#### Dataset records

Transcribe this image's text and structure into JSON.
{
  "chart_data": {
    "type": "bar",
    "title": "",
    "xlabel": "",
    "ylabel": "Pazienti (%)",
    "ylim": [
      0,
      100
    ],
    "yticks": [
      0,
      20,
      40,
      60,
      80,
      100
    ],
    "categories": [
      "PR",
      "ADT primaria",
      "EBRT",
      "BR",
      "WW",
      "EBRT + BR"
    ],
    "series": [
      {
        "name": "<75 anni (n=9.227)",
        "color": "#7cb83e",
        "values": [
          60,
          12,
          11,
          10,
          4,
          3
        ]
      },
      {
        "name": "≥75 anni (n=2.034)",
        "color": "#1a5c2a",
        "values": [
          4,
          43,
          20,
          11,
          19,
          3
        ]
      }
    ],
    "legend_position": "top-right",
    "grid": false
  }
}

########

Work instructions>
Report the number of lines holding the string "name", without any other words.

Completed exercise>
2